Task statement:
Copy out all lines of the records in which the word "concede" appears.

Task material:
════════════════
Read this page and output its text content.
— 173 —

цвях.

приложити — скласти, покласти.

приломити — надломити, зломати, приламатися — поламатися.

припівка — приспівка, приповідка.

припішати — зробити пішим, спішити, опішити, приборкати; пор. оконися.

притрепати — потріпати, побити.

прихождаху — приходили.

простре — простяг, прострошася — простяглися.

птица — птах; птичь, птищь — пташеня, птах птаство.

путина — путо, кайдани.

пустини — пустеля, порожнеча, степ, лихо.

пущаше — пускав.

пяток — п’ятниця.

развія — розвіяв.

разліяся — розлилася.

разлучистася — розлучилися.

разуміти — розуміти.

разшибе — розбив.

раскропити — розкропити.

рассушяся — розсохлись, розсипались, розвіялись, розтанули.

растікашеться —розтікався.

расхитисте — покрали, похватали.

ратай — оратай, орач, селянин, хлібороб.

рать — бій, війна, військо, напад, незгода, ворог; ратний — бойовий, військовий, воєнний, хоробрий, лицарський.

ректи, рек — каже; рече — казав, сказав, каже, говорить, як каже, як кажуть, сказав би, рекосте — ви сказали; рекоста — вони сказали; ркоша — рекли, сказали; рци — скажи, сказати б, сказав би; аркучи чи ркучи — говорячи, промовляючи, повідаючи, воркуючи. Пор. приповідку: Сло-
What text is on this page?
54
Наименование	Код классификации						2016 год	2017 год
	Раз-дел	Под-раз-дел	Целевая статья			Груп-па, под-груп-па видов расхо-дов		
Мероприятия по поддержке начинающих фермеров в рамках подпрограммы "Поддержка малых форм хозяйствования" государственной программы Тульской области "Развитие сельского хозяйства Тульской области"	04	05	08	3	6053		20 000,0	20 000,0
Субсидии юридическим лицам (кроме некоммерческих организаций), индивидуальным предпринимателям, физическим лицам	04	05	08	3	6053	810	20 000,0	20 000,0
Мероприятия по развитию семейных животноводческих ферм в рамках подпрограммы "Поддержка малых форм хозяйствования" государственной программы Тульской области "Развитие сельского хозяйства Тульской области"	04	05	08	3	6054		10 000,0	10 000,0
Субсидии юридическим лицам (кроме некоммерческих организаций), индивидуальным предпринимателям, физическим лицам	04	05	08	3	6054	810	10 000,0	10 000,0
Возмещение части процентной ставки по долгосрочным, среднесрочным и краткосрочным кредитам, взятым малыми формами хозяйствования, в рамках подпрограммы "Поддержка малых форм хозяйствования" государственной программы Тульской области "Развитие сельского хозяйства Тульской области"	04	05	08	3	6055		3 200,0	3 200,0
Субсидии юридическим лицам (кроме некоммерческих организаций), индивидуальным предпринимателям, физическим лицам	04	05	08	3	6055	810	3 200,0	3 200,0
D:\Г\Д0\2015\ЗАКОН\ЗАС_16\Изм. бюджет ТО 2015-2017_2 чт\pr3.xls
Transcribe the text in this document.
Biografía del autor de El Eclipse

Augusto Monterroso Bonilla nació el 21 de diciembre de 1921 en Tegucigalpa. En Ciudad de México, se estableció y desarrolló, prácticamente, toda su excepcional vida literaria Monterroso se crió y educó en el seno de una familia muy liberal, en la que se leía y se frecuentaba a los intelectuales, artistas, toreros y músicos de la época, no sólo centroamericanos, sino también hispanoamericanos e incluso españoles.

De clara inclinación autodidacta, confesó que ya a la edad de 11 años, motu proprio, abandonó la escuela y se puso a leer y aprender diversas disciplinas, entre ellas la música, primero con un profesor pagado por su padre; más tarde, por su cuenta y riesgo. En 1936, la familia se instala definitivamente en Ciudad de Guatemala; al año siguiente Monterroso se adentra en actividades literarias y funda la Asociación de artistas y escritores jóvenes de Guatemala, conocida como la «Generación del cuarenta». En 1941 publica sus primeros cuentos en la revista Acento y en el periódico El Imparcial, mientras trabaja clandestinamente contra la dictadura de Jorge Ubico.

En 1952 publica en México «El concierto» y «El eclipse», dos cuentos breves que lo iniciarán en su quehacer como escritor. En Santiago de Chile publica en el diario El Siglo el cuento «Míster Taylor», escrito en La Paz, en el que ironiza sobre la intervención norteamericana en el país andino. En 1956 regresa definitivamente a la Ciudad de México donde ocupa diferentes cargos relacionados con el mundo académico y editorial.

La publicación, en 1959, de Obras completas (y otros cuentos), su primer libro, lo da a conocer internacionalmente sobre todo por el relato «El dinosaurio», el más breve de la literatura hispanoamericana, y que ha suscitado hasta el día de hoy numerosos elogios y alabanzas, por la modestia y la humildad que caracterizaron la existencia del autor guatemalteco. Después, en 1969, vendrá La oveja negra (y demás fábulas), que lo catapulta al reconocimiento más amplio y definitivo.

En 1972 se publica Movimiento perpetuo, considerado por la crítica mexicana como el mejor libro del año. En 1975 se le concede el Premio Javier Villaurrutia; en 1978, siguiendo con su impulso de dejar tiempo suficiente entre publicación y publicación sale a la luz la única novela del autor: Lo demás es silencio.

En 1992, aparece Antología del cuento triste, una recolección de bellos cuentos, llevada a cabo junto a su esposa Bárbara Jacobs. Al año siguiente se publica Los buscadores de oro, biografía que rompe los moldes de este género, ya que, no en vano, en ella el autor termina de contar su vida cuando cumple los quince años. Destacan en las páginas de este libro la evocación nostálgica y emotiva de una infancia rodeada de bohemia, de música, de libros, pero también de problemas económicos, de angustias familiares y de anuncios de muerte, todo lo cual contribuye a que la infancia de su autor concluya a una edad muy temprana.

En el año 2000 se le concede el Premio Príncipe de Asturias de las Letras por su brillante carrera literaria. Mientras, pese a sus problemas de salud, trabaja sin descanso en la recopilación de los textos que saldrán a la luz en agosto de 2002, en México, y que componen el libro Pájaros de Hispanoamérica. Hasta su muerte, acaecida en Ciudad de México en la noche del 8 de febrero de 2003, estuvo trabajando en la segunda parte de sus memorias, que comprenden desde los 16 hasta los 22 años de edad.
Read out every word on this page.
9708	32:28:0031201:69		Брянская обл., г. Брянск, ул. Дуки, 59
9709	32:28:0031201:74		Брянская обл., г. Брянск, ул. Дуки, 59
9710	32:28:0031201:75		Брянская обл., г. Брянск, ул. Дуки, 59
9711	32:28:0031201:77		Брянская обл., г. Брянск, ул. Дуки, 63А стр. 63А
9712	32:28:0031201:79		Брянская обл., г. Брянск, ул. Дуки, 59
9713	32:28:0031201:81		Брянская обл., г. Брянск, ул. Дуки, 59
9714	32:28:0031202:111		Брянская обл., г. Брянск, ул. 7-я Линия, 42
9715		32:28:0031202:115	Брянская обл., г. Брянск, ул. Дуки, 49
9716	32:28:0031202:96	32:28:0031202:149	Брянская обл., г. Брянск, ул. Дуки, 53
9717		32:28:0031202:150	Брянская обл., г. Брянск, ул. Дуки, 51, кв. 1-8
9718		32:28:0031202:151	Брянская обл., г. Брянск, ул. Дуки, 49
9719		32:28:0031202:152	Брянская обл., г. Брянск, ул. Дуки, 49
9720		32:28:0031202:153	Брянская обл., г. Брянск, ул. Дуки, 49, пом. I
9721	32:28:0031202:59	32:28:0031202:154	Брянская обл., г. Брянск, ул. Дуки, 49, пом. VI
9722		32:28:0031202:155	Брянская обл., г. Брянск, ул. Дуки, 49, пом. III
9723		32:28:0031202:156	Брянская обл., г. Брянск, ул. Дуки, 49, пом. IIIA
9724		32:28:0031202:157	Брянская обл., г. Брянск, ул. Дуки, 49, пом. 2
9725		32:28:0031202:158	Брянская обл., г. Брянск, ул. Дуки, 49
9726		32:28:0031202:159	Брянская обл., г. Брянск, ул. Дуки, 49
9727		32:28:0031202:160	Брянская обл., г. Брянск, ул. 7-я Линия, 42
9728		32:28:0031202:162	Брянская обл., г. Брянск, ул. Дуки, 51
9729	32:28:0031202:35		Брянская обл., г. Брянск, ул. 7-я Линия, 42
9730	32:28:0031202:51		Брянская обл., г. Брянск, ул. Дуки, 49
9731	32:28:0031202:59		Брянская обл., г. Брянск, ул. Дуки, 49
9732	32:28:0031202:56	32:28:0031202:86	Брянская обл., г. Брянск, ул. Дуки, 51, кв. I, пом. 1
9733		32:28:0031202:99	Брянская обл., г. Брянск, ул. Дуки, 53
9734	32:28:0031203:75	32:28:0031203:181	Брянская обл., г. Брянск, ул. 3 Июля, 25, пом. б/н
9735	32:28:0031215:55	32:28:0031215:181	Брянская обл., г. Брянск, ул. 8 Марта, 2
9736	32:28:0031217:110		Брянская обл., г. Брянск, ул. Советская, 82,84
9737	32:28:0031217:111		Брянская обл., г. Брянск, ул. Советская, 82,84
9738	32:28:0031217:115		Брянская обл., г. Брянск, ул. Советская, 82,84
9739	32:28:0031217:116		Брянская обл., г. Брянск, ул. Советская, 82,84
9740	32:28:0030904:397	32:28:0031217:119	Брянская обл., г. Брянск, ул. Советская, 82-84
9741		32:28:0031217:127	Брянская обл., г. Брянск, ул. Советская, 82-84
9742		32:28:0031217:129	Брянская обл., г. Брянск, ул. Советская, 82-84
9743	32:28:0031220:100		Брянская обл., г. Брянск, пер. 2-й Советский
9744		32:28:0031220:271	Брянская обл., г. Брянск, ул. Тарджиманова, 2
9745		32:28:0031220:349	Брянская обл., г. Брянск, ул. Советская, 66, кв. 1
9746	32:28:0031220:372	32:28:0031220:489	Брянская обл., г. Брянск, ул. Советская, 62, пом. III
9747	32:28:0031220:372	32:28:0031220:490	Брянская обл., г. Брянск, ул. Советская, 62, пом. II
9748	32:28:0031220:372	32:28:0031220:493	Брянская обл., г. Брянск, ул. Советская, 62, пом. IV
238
════════════════
Task response:
En 1972 se publica Movimiento perpetuo, considerado por la crítica mexicana como el mejor libro del año. En 1975 se le concede el Premio Javier Villaurrutia; en 1978, siguiendo con su impulso de dejar tiempo suficiente entre publicación y publicación sale a la luz la única novela del autor: Lo demás es silencio.
En el año 2000 se le concede el Premio Príncipe de Asturias de las Letras por su brillante carrera literaria. Mientras, pese a sus problemas de salud, trabaja sin descanso en la recopilación de los textos que saldrán a la luz en agosto de 2002, en México, y que componen el libro Pájaros de Hispanoamérica. Hasta su muerte, acaecida en Ciudad de México en la noche del 8 de febrero de 2003, estuvo trabajando en la segunda parte de sus memorias, que comprenden desde los 16 hasta los 22 años de edad.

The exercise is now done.